Material for this task —
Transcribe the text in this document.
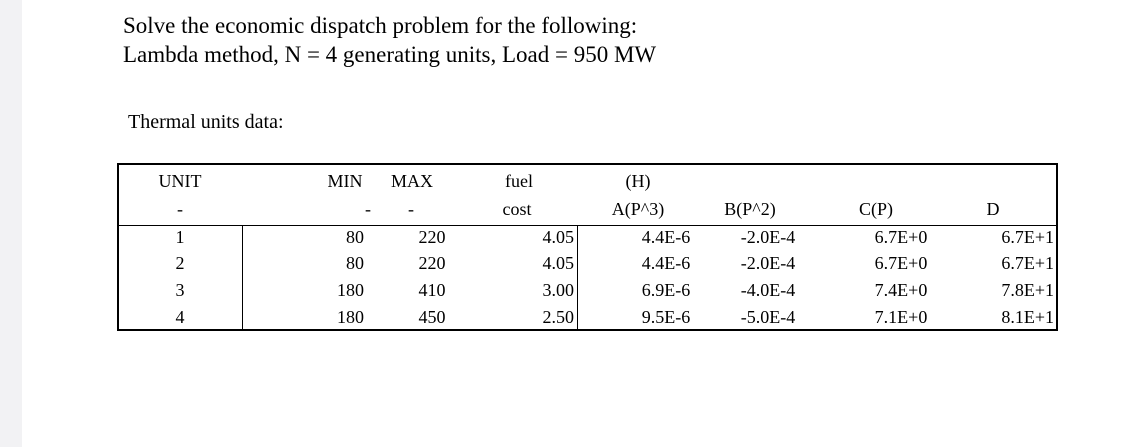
Solve the economic dispatch problem for the following:
Lambda method, N = 4 generating units, Load = 950 MW
Thermal units data:
UNIT	MIN MAX	fuel	(H)
-	- -	cost	A(P^3)	B(P^2)	C(P)	D
1	80	220	4.05	4.4E-6	-2.0E-4	6.7E+0	6.7E+1
2	80	220	4.05	4.4E-6	-2.0E-4	6.7E+0	6.7E+1
3	180	410	3.00	6.9E-6	-4.0E-4	7.4E+0	7.8E+1
4	180	450	2.50	9.5E-6	-5.0E-4	7.1E+0	8.1E+1
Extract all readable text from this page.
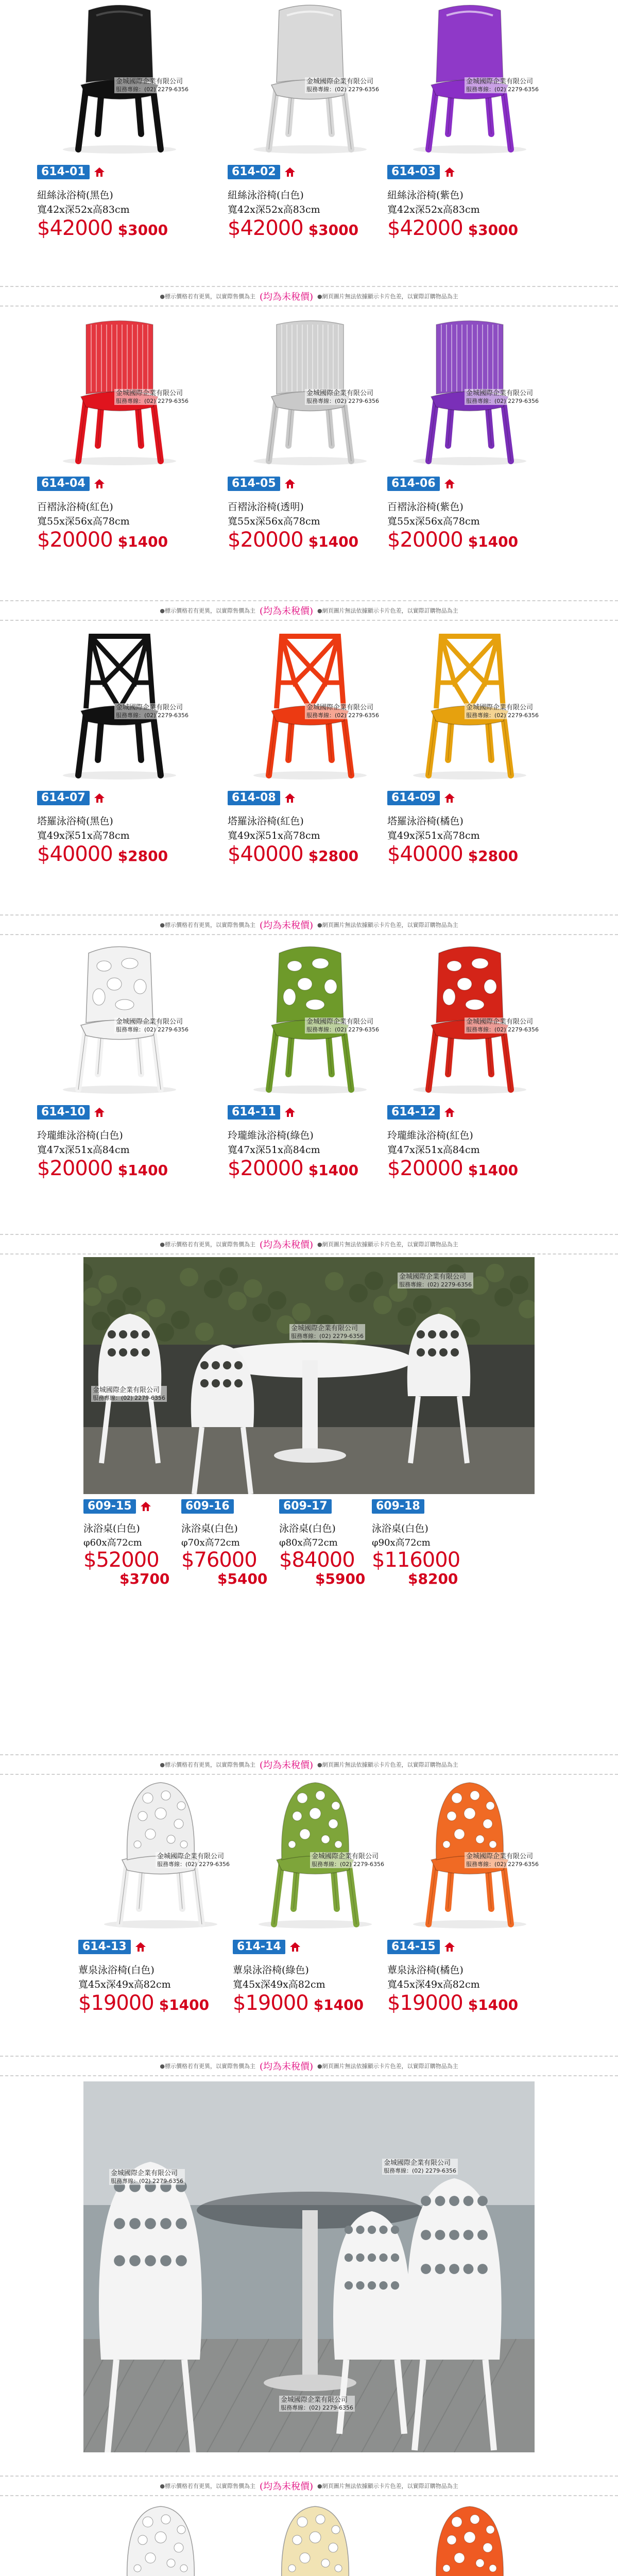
金城國際企業有限公司
服務專線：(02) 2279-6356
614-01
紐絲泳浴椅(黑色)
寬42x深52x高83cm
$42000 $3000
金城國際企業有限公司
服務專線：(02) 2279-6356
614-02
紐絲泳浴椅(白色)
寬42x深52x高83cm
$42000 $3000
金城國際企業有限公司
服務專線：(02) 2279-6356
614-03
紐絲泳浴椅(紫色)
寬42x深52x高83cm
$42000 $3000
金城國際企業有限公司
服務專線：(02) 2279-6356
614-04
百褶泳浴椅(紅色)
寬55x深56x高78cm
$20000 $1400
金城國際企業有限公司
服務專線：(02) 2279-6356
614-05
百褶泳浴椅(透明)
寬55x深56x高78cm
$20000 $1400
金城國際企業有限公司
服務專線：(02) 2279-6356
614-06
百褶泳浴椅(紫色)
寬55x深56x高78cm
$20000 $1400
金城國際企業有限公司
服務專線：(02) 2279-6356
614-07
塔羅泳浴椅(黑色)
寬49x深51x高78cm
$40000 $2800
金城國際企業有限公司
服務專線：(02) 2279-6356
614-08
塔羅泳浴椅(紅色)
寬49x深51x高78cm
$40000 $2800
金城國際企業有限公司
服務專線：(02) 2279-6356
614-09
塔羅泳浴椅(橘色)
寬49x深51x高78cm
$40000 $2800
金城國際企業有限公司
服務專線：(02) 2279-6356
614-10
玲瓏維泳浴椅(白色)
寬47x深51x高84cm
$20000 $1400
金城國際企業有限公司
服務專線：(02) 2279-6356
614-11
玲瓏維泳浴椅(綠色)
寬47x深51x高84cm
$20000 $1400
金城國際企業有限公司
服務專線：(02) 2279-6356
614-12
玲瓏維泳浴椅(紅色)
寬47x深51x高84cm
$20000 $1400
●標示價格若有更異，以實際售價為主 (均為未稅價) ●網頁圖片無法依據顯示卡片色差，以實際訂購物品為主
●標示價格若有更異，以實際售價為主 (均為未稅價) ●網頁圖片無法依據顯示卡片色差，以實際訂購物品為主
●標示價格若有更異，以實際售價為主 (均為未稅價) ●網頁圖片無法依據顯示卡片色差，以實際訂購物品為主
●標示價格若有更異，以實際售價為主 (均為未稅價) ●網頁圖片無法依據顯示卡片色差，以實際訂購物品為主
●標示價格若有更異，以實際售價為主 (均為未稅價) ●網頁圖片無法依據顯示卡片色差，以實際訂購物品為主
●標示價格若有更異，以實際售價為主 (均為未稅價) ●網頁圖片無法依據顯示卡片色差，以實際訂購物品為主
●標示價格若有更異，以實際售價為主 (均為未稅價) ●網頁圖片無法依據顯示卡片色差，以實際訂購物品為主
金城國際企業有限公司
服務專線：(02) 2279-6356
金城國際企業有限公司
服務專線：(02) 2279-6356
金城國際企業有限公司
服務專線：(02) 2279-6356
609-15
泳浴桌(白色)
φ60x高72cm
$52000
$3700
609-16
泳浴桌(白色)
φ70x高72cm
$76000
$5400
609-17
泳浴桌(白色)
φ80x高72cm
$84000
$5900
609-18
泳浴桌(白色)
φ90x高72cm
$116000
$8200
金城國際企業有限公司
服務專線：(02) 2279-6356
614-13
蕈泉泳浴椅(白色)
寬45x深49x高82cm
$19000 $1400
金城國際企業有限公司
服務專線：(02) 2279-6356
614-14
蕈泉泳浴椅(綠色)
寬45x深49x高82cm
$19000 $1400
金城國際企業有限公司
服務專線：(02) 2279-6356
614-15
蕈泉泳浴椅(橘色)
寬45x深49x高82cm
$19000 $1400
金城國際企業有限公司
服務專線：(02) 2279-6356
金城國際企業有限公司
服務專線：(02) 2279-6356
金城國際企業有限公司
服務專線：(02) 2279-6356
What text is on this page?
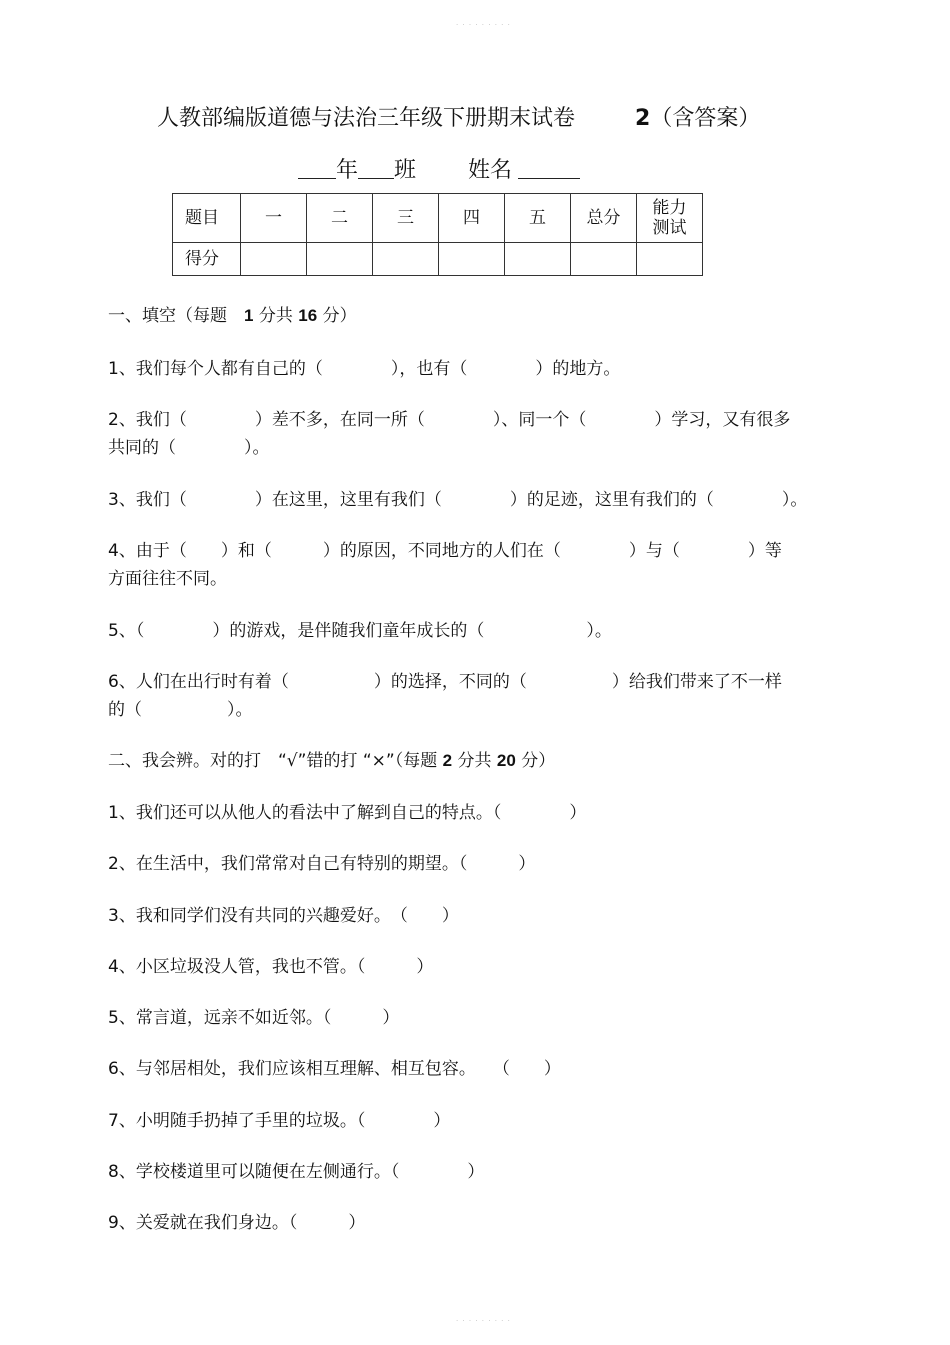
· · · · · · · · ·
人教部编版道德与法治三年级下册期末试卷	2（含答案）
年 班 姓名
题目	一	二	三	四	五	总分	能力
测试
得分							
一、填空（每题　 1 分共 16 分）
1、我们每个人都有自己的（　　　　），也有（　　　　）的地方。
2、我们（　　　　）差不多，在同一所（　　　　）、同一个（　　　　）学习，又有很多
共同的（　　　　）。
3、我们（　　　　）在这里，这里有我们（　　　　）的足迹，这里有我们的（　　　　）。
4、由于（　　）和（　　　）的原因，不同地方的人们在（　　　　）与（　　　　）等
方面往往不同。
5、（　　　　）的游戏，是伴随我们童年成长的（　　　　　　）。
6、人们在出行时有着（　　　　　）的选择，不同的（　　　　　）给我们带来了不一样
的（　　　　　）。
二、我会辨。对的打　“√”错的打 “×”（每题 2 分共 20 分）
1、我们还可以从他人的看法中了解到自己的特点。（　　　　）
2、在生活中，我们常常对自己有特别的期望。（　　　）
3、我和同学们没有共同的兴趣爱好。　（　　）
4、小区垃圾没人管，我也不管。（　　　）
5、常言道，远亲不如近邻。（　　　）
6、与邻居相处，我们应该相互理解、相互包容。　　（　　）
7、小明随手扔掉了手里的垃圾。（　　　　）
8、学校楼道里可以随便在左侧通行。（　　　　）
9、关爱就在我们身边。（　　　）
· · · · · · · · ·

Set exercise — None of the pictures should appear; repeat the records exactly otherwise.

Result —
Transcribe the text in this document.
Solve the economic dispatch problem for the following:
Lambda method, N = 4 generating units, Load = 950 MW
Thermal units data:
UNIT	MIN MAX	fuel	(H)
-	- -	cost	A(P^3)	B(P^2)	C(P)	D
1	80	220	4.05	4.4E-6	-2.0E-4	6.7E+0	6.7E+1
2	80	220	4.05	4.4E-6	-2.0E-4	6.7E+0	6.7E+1
3	180	410	3.00	6.9E-6	-4.0E-4	7.4E+0	7.8E+1
4	180	450	2.50	9.5E-6	-5.0E-4	7.1E+0	8.1E+1
Extract all readable text from this page.
金城國際企業有限公司
服務專線：(02) 2279-6356
614-01
紐絲泳浴椅(黑色)
寬42x深52x高83cm
$42000 $3000
金城國際企業有限公司
服務專線：(02) 2279-6356
614-02
紐絲泳浴椅(白色)
寬42x深52x高83cm
$42000 $3000
金城國際企業有限公司
服務專線：(02) 2279-6356
614-03
紐絲泳浴椅(紫色)
寬42x深52x高83cm
$42000 $3000
金城國際企業有限公司
服務專線：(02) 2279-6356
614-04
百褶泳浴椅(紅色)
寬55x深56x高78cm
$20000 $1400
金城國際企業有限公司
服務專線：(02) 2279-6356
614-05
百褶泳浴椅(透明)
寬55x深56x高78cm
$20000 $1400
金城國際企業有限公司
服務專線：(02) 2279-6356
614-06
百褶泳浴椅(紫色)
寬55x深56x高78cm
$20000 $1400
金城國際企業有限公司
服務專線：(02) 2279-6356
614-07
塔羅泳浴椅(黑色)
寬49x深51x高78cm
$40000 $2800
金城國際企業有限公司
服務專線：(02) 2279-6356
614-08
塔羅泳浴椅(紅色)
寬49x深51x高78cm
$40000 $2800
金城國際企業有限公司
服務專線：(02) 2279-6356
614-09
塔羅泳浴椅(橘色)
寬49x深51x高78cm
$40000 $2800
金城國際企業有限公司
服務專線：(02) 2279-6356
614-10
玲瓏維泳浴椅(白色)
寬47x深51x高84cm
$20000 $1400
金城國際企業有限公司
服務專線：(02) 2279-6356
614-11
玲瓏維泳浴椅(綠色)
寬47x深51x高84cm
$20000 $1400
金城國際企業有限公司
服務專線：(02) 2279-6356
614-12
玲瓏維泳浴椅(紅色)
寬47x深51x高84cm
$20000 $1400
●標示價格若有更異，以實際售價為主 (均為未稅價) ●網頁圖片無法依據顯示卡片色差，以實際訂購物品為主
●標示價格若有更異，以實際售價為主 (均為未稅價) ●網頁圖片無法依據顯示卡片色差，以實際訂購物品為主
●標示價格若有更異，以實際售價為主 (均為未稅價) ●網頁圖片無法依據顯示卡片色差，以實際訂購物品為主
●標示價格若有更異，以實際售價為主 (均為未稅價) ●網頁圖片無法依據顯示卡片色差，以實際訂購物品為主
●標示價格若有更異，以實際售價為主 (均為未稅價) ●網頁圖片無法依據顯示卡片色差，以實際訂購物品為主
●標示價格若有更異，以實際售價為主 (均為未稅價) ●網頁圖片無法依據顯示卡片色差，以實際訂購物品為主
●標示價格若有更異，以實際售價為主 (均為未稅價) ●網頁圖片無法依據顯示卡片色差，以實際訂購物品為主
金城國際企業有限公司
服務專線：(02) 2279-6356
金城國際企業有限公司
服務專線：(02) 2279-6356
金城國際企業有限公司
服務專線：(02) 2279-6356
609-15
泳浴桌(白色)
φ60x高72cm
$52000
$3700
609-16
泳浴桌(白色)
φ70x高72cm
$76000
$5400
609-17
泳浴桌(白色)
φ80x高72cm
$84000
$5900
609-18
泳浴桌(白色)
φ90x高72cm
$116000
$8200
金城國際企業有限公司
服務專線：(02) 2279-6356
614-13
蕈泉泳浴椅(白色)
寬45x深49x高82cm
$19000 $1400
金城國際企業有限公司
服務專線：(02) 2279-6356
614-14
蕈泉泳浴椅(綠色)
寬45x深49x高82cm
$19000 $1400
金城國際企業有限公司
服務專線：(02) 2279-6356
614-15
蕈泉泳浴椅(橘色)
寬45x深49x高82cm
$19000 $1400
金城國際企業有限公司
服務專線：(02) 2279-6356
金城國際企業有限公司
服務專線：(02) 2279-6356
金城國際企業有限公司
服務專線：(02) 2279-6356
What text is on this page?
· · · · · · · · ·
人教部编版道德与法治三年级下册期末试卷	2（含答案）
年 班 姓名
题目	一	二	三	四	五	总分	能力
测试
得分							
一、填空（每题　 1 分共 16 分）
1、我们每个人都有自己的（　　　　），也有（　　　　）的地方。
2、我们（　　　　）差不多，在同一所（　　　　）、同一个（　　　　）学习，又有很多
共同的（　　　　）。
3、我们（　　　　）在这里，这里有我们（　　　　）的足迹，这里有我们的（　　　　）。
4、由于（　　）和（　　　）的原因，不同地方的人们在（　　　　）与（　　　　）等
方面往往不同。
5、（　　　　）的游戏，是伴随我们童年成长的（　　　　　　）。
6、人们在出行时有着（　　　　　）的选择，不同的（　　　　　）给我们带来了不一样
的（　　　　　）。
二、我会辨。对的打　“√”错的打 “×”（每题 2 分共 20 分）
1、我们还可以从他人的看法中了解到自己的特点。（　　　　）
2、在生活中，我们常常对自己有特别的期望。（　　　）
3、我和同学们没有共同的兴趣爱好。　（　　）
4、小区垃圾没人管，我也不管。（　　　）
5、常言道，远亲不如近邻。（　　　）
6、与邻居相处，我们应该相互理解、相互包容。　　（　　）
7、小明随手扔掉了手里的垃圾。（　　　　）
8、学校楼道里可以随便在左侧通行。（　　　　）
9、关爱就在我们身边。（　　　）
· · · · · · · · ·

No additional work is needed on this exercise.